> [Written exercise] Repeat the material verbatim. Images are excluded from the copy.

==*==

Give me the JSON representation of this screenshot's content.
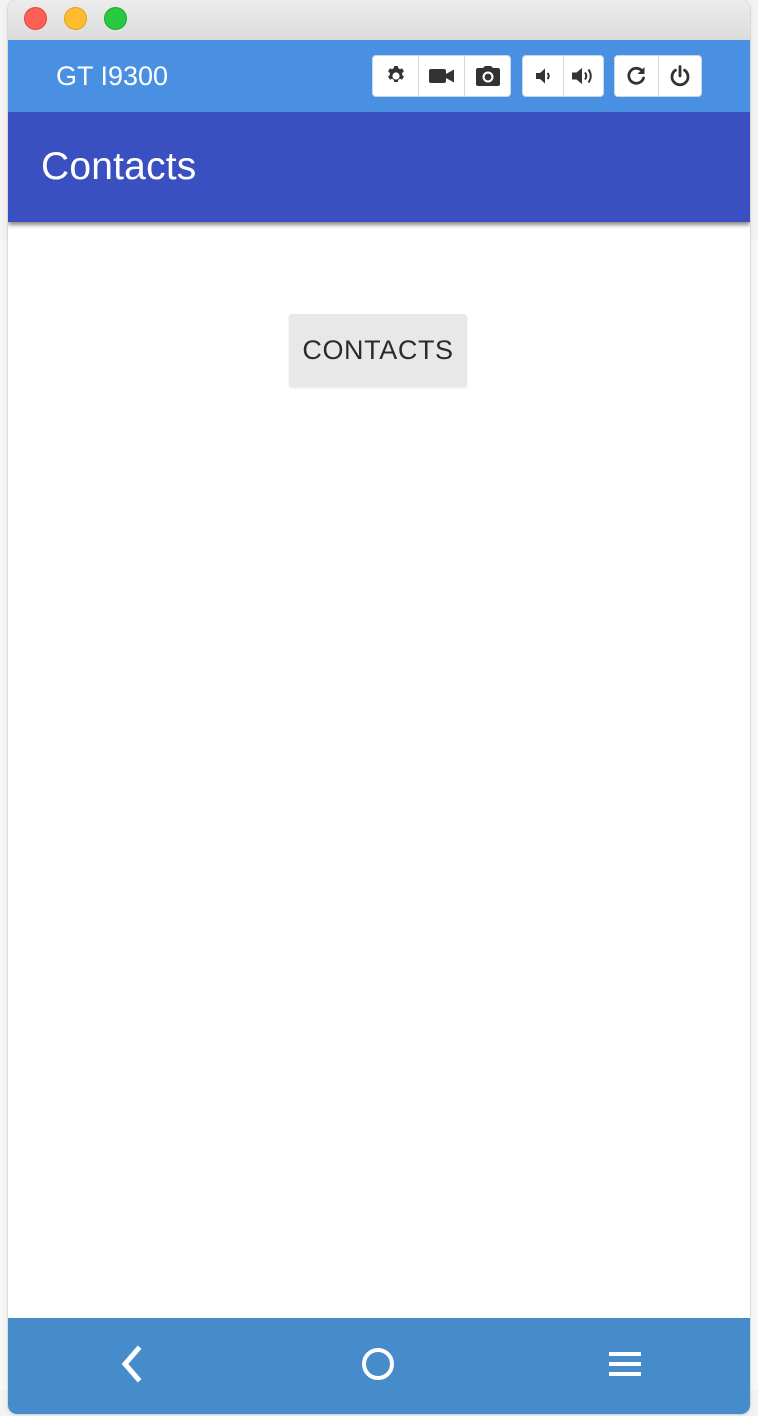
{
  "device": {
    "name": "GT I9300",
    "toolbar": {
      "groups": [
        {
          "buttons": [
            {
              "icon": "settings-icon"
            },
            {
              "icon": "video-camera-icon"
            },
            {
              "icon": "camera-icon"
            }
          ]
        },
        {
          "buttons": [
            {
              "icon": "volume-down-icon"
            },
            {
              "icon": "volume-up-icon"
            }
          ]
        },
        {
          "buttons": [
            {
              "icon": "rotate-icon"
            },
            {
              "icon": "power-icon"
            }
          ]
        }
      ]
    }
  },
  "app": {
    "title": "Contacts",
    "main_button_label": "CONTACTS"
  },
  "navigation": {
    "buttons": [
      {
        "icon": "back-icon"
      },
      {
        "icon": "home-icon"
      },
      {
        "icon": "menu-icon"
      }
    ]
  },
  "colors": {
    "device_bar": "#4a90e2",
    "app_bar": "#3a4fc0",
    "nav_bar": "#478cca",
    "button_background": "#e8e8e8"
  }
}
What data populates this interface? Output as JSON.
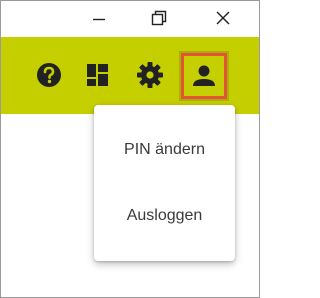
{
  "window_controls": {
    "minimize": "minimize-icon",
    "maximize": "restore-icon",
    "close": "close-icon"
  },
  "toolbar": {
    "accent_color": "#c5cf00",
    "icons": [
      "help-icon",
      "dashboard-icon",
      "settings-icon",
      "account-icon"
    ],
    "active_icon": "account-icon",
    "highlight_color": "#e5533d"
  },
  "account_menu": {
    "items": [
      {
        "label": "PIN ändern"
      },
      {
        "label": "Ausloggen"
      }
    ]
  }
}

==*==

> [Full answer]
Give me the JSON representation of this screenshot's content.
{
  "device": {
    "name": "GT I9300",
    "toolbar": {
      "groups": [
        {
          "buttons": [
            {
              "icon": "settings-icon"
            },
            {
              "icon": "video-camera-icon"
            },
            {
              "icon": "camera-icon"
            }
          ]
        },
        {
          "buttons": [
            {
              "icon": "volume-down-icon"
            },
            {
              "icon": "volume-up-icon"
            }
          ]
        },
        {
          "buttons": [
            {
              "icon": "rotate-icon"
            },
            {
              "icon": "power-icon"
            }
          ]
        }
      ]
    }
  },
  "app": {
    "title": "Contacts",
    "main_button_label": "CONTACTS"
  },
  "navigation": {
    "buttons": [
      {
        "icon": "back-icon"
      },
      {
        "icon": "home-icon"
      },
      {
        "icon": "menu-icon"
      }
    ]
  },
  "colors": {
    "device_bar": "#4a90e2",
    "app_bar": "#3a4fc0",
    "nav_bar": "#478cca",
    "button_background": "#e8e8e8"
  }
}
What data populates this interface? Output as JSON.
{
  "window_controls": {
    "minimize": "minimize-icon",
    "maximize": "restore-icon",
    "close": "close-icon"
  },
  "toolbar": {
    "accent_color": "#c5cf00",
    "icons": [
      "help-icon",
      "dashboard-icon",
      "settings-icon",
      "account-icon"
    ],
    "active_icon": "account-icon",
    "highlight_color": "#e5533d"
  },
  "account_menu": {
    "items": [
      {
        "label": "PIN ändern"
      },
      {
        "label": "Ausloggen"
      }
    ]
  }
}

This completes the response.